■ PROBLEM DETAILS ■
Among the lines of this material, find those holding the word "name" and report how many there are, with nothing added.

■ GIVEN DATA ■
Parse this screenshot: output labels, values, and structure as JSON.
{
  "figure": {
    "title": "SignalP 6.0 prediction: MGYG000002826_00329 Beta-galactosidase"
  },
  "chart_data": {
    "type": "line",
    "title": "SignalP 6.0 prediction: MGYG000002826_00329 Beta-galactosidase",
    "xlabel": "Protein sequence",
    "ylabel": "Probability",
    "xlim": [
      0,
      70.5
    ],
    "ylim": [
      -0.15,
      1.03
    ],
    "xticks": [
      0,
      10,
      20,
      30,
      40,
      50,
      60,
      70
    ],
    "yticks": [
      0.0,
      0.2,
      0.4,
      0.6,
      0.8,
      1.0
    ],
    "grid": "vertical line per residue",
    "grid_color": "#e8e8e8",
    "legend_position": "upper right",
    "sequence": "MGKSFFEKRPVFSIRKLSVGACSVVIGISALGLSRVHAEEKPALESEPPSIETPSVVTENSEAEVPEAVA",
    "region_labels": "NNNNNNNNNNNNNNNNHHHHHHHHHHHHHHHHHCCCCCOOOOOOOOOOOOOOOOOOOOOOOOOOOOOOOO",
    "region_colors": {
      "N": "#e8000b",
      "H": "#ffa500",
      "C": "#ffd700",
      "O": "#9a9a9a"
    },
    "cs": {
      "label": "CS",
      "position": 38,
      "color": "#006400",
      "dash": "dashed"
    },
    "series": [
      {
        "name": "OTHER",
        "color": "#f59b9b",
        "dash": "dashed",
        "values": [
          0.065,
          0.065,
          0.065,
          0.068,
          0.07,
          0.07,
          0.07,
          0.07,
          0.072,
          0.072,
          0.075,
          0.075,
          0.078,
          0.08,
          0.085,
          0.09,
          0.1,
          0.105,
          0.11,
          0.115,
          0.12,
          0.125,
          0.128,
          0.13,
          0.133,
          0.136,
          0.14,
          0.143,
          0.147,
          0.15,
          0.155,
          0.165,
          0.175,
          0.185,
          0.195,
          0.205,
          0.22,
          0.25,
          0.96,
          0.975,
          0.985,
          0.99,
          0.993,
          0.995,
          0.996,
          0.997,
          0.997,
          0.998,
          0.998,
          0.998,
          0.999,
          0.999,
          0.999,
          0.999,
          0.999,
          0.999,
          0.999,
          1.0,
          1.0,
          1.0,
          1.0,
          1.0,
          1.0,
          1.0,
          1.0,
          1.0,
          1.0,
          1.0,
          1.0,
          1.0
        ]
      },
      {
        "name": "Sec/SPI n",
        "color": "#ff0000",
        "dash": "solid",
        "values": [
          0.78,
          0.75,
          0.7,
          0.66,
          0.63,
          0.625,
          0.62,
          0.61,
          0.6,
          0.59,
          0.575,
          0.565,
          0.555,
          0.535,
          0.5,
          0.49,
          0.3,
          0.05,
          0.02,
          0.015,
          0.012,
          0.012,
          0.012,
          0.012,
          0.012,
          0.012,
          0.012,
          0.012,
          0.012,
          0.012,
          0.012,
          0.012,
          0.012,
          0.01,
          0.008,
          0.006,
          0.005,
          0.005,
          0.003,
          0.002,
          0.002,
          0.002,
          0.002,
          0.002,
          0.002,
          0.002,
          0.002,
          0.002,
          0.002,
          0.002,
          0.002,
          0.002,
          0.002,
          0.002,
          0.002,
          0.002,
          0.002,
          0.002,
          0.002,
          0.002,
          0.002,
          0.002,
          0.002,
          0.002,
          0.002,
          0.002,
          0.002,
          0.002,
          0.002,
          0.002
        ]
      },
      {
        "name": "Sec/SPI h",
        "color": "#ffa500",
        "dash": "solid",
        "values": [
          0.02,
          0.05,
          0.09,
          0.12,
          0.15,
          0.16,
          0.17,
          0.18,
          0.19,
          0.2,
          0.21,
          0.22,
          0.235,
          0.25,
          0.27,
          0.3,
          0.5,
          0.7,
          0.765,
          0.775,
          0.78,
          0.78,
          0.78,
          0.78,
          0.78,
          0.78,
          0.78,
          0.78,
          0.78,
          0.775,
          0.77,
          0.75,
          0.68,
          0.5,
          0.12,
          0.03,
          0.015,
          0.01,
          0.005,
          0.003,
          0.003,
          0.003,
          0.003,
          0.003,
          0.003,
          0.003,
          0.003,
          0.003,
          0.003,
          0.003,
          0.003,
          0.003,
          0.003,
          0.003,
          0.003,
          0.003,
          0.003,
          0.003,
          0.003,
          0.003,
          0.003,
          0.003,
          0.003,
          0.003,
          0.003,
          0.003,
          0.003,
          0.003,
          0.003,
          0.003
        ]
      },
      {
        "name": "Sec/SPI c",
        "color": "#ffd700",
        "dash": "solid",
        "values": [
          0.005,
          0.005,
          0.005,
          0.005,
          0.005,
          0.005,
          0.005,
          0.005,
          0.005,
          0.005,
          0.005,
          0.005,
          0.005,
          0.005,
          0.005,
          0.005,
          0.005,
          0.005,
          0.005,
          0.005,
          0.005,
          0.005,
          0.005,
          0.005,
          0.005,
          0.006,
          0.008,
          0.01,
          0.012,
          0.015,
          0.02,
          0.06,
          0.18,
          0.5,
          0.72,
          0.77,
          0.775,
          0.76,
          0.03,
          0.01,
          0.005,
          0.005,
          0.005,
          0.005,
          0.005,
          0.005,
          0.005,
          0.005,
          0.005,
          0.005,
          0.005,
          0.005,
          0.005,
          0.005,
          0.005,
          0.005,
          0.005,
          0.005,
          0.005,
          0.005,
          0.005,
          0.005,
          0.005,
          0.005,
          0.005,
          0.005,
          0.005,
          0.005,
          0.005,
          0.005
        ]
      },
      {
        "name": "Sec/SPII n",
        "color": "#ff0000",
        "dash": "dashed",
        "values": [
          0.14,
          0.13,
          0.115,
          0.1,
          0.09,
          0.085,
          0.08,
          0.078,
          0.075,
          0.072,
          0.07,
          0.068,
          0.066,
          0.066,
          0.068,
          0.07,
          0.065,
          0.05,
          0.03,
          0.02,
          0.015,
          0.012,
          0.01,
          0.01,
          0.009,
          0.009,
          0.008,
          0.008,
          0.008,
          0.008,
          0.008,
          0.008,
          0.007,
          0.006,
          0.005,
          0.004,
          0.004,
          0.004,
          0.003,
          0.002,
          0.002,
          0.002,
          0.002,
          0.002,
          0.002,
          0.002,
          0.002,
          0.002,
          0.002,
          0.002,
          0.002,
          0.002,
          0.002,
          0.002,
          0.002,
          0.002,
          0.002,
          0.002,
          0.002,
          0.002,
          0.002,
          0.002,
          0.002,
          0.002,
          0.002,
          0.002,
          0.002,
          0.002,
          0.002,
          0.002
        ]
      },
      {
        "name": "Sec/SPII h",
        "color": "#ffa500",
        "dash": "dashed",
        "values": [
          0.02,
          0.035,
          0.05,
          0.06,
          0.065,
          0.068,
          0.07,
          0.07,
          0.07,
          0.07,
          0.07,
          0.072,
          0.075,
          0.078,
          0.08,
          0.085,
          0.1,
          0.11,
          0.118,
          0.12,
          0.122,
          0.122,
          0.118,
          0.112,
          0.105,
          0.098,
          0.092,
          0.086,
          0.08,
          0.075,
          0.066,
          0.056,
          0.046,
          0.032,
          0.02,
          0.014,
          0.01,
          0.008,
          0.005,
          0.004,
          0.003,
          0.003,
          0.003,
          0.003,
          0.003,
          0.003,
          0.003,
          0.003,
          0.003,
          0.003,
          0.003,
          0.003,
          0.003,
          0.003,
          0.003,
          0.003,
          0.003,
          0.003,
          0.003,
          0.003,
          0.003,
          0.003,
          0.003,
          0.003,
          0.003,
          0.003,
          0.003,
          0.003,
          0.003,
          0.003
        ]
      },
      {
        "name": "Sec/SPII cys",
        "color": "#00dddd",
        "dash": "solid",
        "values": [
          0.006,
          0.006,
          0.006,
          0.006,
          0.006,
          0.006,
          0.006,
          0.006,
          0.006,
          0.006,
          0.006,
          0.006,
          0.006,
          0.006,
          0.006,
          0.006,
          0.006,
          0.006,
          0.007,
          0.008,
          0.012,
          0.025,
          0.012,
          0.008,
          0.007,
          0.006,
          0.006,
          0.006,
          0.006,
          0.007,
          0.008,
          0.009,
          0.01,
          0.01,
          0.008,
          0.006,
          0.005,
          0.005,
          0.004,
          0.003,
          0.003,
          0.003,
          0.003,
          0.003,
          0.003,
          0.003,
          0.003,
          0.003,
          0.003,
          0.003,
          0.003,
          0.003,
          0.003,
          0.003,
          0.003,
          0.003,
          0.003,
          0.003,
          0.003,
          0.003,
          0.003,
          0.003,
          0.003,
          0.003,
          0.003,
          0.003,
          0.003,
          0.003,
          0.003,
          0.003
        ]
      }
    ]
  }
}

■ ANSWER SPACE ■
7